#### [Goal]
All entries should be output exactly as they stand.
-------- Material
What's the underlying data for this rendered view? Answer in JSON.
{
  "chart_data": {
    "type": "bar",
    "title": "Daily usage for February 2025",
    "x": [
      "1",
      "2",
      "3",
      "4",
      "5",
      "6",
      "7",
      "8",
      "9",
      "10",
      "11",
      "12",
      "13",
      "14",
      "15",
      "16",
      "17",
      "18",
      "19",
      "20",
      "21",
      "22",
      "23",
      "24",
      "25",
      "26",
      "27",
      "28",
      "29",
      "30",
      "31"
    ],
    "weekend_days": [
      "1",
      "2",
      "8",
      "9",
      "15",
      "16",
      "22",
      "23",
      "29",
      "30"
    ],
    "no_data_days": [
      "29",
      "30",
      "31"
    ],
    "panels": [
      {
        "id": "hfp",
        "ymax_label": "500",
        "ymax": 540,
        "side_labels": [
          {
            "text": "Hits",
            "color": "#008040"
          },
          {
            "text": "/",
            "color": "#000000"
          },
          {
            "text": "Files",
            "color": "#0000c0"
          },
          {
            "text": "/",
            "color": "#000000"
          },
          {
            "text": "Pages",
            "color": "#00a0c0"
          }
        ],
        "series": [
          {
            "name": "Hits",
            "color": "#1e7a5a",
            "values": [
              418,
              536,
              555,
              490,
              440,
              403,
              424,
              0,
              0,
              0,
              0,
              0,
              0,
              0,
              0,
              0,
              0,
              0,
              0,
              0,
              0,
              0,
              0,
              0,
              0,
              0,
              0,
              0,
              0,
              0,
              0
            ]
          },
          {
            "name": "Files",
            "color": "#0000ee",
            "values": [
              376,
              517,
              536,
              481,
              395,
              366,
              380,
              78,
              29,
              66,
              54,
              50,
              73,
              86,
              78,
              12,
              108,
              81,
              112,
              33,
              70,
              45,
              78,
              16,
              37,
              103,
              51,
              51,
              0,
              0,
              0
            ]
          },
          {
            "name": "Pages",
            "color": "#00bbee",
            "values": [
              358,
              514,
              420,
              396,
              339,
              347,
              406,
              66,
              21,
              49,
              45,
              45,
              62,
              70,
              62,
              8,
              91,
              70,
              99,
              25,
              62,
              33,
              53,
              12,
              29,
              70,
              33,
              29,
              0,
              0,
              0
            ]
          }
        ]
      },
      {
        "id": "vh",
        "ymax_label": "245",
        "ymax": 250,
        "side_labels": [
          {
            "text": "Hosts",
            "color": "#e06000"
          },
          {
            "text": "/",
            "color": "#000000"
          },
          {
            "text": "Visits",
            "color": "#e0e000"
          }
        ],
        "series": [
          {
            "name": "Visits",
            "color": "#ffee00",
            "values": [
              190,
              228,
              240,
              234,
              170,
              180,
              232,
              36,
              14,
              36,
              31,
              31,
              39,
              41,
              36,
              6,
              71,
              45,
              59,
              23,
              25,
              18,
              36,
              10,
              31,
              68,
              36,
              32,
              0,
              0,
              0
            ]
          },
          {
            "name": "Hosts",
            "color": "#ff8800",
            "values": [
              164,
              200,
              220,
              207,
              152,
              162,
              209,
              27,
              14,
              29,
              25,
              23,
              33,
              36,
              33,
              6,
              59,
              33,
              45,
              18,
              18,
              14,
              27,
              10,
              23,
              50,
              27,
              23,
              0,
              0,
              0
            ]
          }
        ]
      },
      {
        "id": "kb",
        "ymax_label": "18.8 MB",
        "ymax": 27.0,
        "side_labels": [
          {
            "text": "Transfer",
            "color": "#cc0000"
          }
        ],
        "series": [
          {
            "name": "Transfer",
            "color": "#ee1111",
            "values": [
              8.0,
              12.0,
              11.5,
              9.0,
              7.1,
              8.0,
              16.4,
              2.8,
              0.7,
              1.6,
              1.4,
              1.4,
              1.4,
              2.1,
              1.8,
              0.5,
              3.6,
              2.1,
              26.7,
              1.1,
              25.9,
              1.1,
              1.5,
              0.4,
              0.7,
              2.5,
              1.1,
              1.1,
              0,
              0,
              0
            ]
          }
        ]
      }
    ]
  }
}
----------------
#### [Finished task]
What's the underlying data for this rendered view? Answer in JSON.
{
  "chart_data": {
    "type": "bar",
    "title": "Daily usage for February 2025",
    "x": [
      "1",
      "2",
      "3",
      "4",
      "5",
      "6",
      "7",
      "8",
      "9",
      "10",
      "11",
      "12",
      "13",
      "14",
      "15",
      "16",
      "17",
      "18",
      "19",
      "20",
      "21",
      "22",
      "23",
      "24",
      "25",
      "26",
      "27",
      "28",
      "29",
      "30",
      "31"
    ],
    "weekend_days": [
      "1",
      "2",
      "8",
      "9",
      "15",
      "16",
      "22",
      "23",
      "29",
      "30"
    ],
    "no_data_days": [
      "29",
      "30",
      "31"
    ],
    "panels": [
      {
        "id": "hfp",
        "ymax_label": "500",
        "ymax": 540,
        "side_labels": [
          {
            "text": "Hits",
            "color": "#008040"
          },
          {
            "text": "/",
            "color": "#000000"
          },
          {
            "text": "Files",
            "color": "#0000c0"
          },
          {
            "text": "/",
            "color": "#000000"
          },
          {
            "text": "Pages",
            "color": "#00a0c0"
          }
        ],
        "series": [
          {
            "name": "Hits",
            "color": "#1e7a5a",
            "values": [
              418,
              536,
              555,
              490,
              440,
              403,
              424,
              0,
              0,
              0,
              0,
              0,
              0,
              0,
              0,
              0,
              0,
              0,
              0,
              0,
              0,
              0,
              0,
              0,
              0,
              0,
              0,
              0,
              0,
              0,
              0
            ]
          },
          {
            "name": "Files",
            "color": "#0000ee",
            "values": [
              376,
              517,
              536,
              481,
              395,
              366,
              380,
              78,
              29,
              66,
              54,
              50,
              73,
              86,
              78,
              12,
              108,
              81,
              112,
              33,
              70,
              45,
              78,
              16,
              37,
              103,
              51,
              51,
              0,
              0,
              0
            ]
          },
          {
            "name": "Pages",
            "color": "#00bbee",
            "values": [
              358,
              514,
              420,
              396,
              339,
              347,
              406,
              66,
              21,
              49,
              45,
              45,
              62,
              70,
              62,
              8,
              91,
              70,
              99,
              25,
              62,
              33,
              53,
              12,
              29,
              70,
              33,
              29,
              0,
              0,
              0
            ]
          }
        ]
      },
      {
        "id": "vh",
        "ymax_label": "245",
        "ymax": 250,
        "side_labels": [
          {
            "text": "Hosts",
            "color": "#e06000"
          },
          {
            "text": "/",
            "color": "#000000"
          },
          {
            "text": "Visits",
            "color": "#e0e000"
          }
        ],
        "series": [
          {
            "name": "Visits",
            "color": "#ffee00",
            "values": [
              190,
              228,
              240,
              234,
              170,
              180,
              232,
              36,
              14,
              36,
              31,
              31,
              39,
              41,
              36,
              6,
              71,
              45,
              59,
              23,
              25,
              18,
              36,
              10,
              31,
              68,
              36,
              32,
              0,
              0,
              0
            ]
          },
          {
            "name": "Hosts",
            "color": "#ff8800",
            "values": [
              164,
              200,
              220,
              207,
              152,
              162,
              209,
              27,
              14,
              29,
              25,
              23,
              33,
              36,
              33,
              6,
              59,
              33,
              45,
              18,
              18,
              14,
              27,
              10,
              23,
              50,
              27,
              23,
              0,
              0,
              0
            ]
          }
        ]
      },
      {
        "id": "kb",
        "ymax_label": "18.8 MB",
        "ymax": 27.0,
        "side_labels": [
          {
            "text": "Transfer",
            "color": "#cc0000"
          }
        ],
        "series": [
          {
            "name": "Transfer",
            "color": "#ee1111",
            "values": [
              8.0,
              12.0,
              11.5,
              9.0,
              7.1,
              8.0,
              16.4,
              2.8,
              0.7,
              1.6,
              1.4,
              1.4,
              1.4,
              2.1,
              1.8,
              0.5,
              3.6,
              2.1,
              26.7,
              1.1,
              25.9,
              1.1,
              1.5,
              0.4,
              0.7,
              2.5,
              1.1,
              1.1,
              0,
              0,
              0
            ]
          }
        ]
      }
    ]
  }
}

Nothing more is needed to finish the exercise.